Every line that contains the word "anomaly" should be copied.

>> start

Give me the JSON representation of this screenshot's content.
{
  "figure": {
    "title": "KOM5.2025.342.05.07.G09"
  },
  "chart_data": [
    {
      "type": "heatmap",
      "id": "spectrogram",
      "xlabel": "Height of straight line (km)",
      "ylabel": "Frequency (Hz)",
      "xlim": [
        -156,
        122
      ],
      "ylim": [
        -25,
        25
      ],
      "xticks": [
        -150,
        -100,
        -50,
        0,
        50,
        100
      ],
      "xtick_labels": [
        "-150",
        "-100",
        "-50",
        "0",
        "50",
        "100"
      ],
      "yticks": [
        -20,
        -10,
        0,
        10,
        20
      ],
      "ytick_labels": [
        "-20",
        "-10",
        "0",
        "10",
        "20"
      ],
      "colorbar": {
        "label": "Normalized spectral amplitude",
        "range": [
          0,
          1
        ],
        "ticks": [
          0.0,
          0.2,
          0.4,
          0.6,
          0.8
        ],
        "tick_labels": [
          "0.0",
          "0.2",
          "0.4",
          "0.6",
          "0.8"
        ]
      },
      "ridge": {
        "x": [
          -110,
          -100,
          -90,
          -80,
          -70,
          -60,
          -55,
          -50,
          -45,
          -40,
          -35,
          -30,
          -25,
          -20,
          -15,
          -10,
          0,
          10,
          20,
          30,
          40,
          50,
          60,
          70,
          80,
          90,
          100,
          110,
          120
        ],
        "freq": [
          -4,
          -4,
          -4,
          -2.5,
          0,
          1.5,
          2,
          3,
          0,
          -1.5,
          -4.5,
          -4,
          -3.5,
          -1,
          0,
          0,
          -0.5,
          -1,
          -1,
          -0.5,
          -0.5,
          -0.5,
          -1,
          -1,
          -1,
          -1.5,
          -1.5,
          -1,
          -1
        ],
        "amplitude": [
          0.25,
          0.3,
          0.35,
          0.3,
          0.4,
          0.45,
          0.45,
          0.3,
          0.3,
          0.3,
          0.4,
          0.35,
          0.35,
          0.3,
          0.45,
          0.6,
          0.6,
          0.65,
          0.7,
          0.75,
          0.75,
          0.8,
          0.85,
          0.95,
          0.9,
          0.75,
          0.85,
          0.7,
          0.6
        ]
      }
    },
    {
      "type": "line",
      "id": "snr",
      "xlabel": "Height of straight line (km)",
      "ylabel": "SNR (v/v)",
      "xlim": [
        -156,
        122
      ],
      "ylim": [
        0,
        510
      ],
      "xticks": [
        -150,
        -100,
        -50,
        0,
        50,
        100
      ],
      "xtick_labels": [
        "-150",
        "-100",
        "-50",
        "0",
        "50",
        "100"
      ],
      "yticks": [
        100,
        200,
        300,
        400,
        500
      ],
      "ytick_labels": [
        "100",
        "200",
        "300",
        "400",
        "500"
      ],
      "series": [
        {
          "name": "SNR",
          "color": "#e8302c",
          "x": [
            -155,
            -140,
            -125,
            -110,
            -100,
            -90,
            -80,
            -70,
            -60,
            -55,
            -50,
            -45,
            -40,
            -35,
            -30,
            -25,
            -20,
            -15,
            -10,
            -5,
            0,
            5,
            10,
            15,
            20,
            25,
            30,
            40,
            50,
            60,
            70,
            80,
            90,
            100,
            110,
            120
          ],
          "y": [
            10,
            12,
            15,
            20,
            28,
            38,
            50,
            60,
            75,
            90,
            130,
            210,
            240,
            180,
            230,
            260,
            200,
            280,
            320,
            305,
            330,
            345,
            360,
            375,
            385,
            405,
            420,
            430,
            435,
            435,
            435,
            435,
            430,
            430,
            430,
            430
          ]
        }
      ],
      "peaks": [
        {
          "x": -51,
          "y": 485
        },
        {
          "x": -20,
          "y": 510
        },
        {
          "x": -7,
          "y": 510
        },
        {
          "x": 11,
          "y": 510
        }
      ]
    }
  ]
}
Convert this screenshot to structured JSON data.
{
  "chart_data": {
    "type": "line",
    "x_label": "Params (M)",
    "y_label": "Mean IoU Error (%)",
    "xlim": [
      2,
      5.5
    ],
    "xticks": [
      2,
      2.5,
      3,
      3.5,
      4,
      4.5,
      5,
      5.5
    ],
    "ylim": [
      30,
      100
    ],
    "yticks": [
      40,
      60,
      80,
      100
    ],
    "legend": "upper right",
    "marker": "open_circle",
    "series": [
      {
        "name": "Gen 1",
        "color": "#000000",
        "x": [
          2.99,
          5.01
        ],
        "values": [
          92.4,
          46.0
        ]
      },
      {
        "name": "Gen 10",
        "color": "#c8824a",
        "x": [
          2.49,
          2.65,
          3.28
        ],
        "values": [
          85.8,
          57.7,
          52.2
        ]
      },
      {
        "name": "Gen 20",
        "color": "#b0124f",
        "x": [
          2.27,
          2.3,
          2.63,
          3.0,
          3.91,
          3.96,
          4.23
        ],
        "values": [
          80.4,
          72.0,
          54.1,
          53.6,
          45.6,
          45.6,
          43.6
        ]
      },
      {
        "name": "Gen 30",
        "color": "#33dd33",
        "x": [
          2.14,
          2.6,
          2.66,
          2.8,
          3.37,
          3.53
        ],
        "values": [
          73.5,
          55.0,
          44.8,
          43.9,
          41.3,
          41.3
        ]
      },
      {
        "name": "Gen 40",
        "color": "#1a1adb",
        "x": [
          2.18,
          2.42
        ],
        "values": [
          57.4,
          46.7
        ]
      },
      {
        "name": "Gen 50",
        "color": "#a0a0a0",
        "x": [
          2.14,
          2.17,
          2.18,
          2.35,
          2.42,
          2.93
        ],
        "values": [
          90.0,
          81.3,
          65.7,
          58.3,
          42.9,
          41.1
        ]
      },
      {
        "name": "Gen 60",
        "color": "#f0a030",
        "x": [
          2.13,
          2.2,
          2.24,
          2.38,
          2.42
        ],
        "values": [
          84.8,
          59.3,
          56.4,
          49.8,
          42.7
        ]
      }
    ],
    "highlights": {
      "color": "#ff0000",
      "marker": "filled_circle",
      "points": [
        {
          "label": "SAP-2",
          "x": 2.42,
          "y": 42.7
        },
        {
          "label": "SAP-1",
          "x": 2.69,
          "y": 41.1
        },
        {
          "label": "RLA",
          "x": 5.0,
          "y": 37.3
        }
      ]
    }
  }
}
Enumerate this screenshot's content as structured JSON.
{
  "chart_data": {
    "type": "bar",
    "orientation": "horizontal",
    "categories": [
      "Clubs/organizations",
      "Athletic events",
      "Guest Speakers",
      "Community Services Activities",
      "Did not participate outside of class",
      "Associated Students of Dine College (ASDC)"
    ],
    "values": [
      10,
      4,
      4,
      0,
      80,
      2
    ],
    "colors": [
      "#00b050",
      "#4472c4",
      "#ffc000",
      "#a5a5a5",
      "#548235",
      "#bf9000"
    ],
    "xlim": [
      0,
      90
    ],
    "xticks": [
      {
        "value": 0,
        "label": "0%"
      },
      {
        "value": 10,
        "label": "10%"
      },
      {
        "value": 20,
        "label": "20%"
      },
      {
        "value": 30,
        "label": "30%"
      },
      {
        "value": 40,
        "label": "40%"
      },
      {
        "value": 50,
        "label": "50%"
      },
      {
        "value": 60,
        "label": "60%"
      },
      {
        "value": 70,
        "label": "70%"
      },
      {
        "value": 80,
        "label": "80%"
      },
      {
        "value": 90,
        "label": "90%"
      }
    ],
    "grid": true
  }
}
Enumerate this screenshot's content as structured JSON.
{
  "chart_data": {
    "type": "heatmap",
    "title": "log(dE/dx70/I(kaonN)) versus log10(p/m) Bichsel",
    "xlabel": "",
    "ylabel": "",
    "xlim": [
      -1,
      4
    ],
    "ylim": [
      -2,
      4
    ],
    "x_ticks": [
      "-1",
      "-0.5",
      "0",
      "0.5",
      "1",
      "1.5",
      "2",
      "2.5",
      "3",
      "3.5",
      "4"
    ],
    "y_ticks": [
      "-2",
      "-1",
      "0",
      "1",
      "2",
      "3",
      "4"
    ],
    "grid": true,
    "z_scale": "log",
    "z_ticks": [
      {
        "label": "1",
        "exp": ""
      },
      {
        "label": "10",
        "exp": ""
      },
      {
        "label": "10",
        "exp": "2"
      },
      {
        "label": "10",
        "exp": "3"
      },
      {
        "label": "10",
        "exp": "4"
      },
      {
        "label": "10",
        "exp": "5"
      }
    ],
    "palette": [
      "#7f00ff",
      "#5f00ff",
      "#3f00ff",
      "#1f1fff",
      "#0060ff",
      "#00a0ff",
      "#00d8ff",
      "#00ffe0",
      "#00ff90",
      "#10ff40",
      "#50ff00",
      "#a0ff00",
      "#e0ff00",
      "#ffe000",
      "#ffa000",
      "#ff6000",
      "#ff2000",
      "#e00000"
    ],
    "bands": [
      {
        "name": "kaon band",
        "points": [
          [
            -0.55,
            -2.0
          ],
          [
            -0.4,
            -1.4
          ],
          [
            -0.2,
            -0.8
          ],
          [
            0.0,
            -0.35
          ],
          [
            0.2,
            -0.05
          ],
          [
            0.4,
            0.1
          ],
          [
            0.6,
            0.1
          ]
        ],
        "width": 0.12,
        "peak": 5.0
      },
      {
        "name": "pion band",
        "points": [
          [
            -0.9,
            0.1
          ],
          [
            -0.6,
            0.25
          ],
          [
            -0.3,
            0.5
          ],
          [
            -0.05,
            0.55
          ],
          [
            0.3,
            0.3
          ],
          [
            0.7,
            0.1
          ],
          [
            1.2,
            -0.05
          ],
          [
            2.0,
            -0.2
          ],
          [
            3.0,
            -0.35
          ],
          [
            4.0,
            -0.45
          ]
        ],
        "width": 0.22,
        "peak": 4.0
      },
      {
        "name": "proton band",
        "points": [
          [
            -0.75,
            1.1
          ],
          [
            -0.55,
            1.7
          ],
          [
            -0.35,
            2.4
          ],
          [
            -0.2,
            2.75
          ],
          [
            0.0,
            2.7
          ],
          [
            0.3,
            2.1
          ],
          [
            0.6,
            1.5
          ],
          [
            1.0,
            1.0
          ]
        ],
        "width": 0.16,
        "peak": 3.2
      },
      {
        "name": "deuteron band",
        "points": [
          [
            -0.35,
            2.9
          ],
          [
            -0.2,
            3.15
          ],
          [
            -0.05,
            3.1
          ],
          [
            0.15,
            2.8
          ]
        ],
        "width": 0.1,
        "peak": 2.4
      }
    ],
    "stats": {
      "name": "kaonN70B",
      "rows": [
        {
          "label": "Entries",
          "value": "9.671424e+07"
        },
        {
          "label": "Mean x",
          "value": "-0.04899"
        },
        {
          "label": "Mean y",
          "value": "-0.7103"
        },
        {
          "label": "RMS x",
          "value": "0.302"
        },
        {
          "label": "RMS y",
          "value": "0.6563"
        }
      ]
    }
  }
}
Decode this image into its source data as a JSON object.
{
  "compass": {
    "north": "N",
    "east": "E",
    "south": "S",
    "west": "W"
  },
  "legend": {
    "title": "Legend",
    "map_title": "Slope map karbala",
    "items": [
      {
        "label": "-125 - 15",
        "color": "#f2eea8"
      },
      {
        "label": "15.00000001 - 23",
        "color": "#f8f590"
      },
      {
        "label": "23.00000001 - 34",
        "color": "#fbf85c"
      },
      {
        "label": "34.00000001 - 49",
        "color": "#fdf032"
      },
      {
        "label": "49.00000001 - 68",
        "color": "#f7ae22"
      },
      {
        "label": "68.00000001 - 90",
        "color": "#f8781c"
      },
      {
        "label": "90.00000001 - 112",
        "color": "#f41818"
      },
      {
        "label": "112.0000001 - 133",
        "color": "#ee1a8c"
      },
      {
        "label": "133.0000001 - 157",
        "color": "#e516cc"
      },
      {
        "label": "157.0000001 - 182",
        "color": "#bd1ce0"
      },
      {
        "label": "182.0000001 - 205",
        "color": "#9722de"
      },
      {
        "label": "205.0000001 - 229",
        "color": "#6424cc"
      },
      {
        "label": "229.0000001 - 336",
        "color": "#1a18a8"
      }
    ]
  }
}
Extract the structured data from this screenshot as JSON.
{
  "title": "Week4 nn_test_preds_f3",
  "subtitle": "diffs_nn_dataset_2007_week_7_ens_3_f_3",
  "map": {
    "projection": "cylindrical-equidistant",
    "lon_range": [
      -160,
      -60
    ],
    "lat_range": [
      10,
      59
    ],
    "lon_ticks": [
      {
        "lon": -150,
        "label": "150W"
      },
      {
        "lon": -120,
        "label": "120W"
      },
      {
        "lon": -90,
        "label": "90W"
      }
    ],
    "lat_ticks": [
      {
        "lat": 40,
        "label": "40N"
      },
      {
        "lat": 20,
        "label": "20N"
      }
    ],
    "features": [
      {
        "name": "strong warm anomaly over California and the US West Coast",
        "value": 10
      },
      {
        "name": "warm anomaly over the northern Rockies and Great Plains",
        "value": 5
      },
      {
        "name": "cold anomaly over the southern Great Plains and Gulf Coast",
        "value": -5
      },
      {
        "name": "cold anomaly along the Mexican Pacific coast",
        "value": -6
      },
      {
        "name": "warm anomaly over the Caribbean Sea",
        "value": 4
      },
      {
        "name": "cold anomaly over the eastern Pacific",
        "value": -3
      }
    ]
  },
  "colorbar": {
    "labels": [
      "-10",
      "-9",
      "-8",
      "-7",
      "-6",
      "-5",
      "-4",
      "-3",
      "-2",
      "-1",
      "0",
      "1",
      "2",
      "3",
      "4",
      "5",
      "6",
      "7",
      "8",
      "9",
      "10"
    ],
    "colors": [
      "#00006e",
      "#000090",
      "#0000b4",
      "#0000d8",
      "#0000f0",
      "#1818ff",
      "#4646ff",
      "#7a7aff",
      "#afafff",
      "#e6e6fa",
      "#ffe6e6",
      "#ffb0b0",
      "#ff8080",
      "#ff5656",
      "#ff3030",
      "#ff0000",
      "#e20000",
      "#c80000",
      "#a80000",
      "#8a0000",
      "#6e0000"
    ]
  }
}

>> end

* _Written response_:
        "name": "strong warm anomaly over California and the US West Coast",
        "name": "warm anomaly over the northern Rockies and Great Plains",
        "name": "cold anomaly over the southern Great Plains and Gulf Coast",
        "name": "cold anomaly along the Mexican Pacific coast",
        "name": "warm anomaly over the Caribbean Sea",
        "name": "cold anomaly over the eastern Pacific",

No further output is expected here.